* Begin *
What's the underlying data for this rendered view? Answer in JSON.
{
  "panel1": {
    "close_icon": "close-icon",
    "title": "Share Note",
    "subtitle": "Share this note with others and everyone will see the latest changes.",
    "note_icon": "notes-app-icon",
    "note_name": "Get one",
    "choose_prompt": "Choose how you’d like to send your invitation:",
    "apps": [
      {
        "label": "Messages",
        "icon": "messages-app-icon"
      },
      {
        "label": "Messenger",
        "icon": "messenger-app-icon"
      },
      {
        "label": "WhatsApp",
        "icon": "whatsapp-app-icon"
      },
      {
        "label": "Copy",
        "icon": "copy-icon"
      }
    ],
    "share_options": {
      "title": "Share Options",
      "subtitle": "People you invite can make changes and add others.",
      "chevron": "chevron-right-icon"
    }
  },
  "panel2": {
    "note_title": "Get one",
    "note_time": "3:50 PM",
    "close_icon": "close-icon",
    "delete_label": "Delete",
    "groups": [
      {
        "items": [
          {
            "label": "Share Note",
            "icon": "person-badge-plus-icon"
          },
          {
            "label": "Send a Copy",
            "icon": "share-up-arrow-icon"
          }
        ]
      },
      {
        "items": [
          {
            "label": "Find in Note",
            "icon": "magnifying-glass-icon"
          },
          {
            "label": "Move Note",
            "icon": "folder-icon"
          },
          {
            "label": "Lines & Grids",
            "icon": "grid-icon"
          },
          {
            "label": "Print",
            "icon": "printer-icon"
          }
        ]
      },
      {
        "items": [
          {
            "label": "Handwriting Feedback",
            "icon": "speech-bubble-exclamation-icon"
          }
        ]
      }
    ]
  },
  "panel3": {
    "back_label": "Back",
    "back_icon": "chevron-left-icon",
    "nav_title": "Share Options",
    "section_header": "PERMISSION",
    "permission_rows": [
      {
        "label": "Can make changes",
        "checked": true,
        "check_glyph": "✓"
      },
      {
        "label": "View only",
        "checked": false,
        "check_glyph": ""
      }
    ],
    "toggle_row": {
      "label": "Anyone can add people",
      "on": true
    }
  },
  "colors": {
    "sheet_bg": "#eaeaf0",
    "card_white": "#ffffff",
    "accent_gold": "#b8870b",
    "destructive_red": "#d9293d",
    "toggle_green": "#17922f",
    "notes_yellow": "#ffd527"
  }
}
* End *
§ **STATED TASK**
Gather and return every line that holds the string "subtitle".

§ **FINAL RESULT**
    "subtitle": "Share this note with others and everyone will see the latest changes.",
      "subtitle": "People you invite can make changes and add others.",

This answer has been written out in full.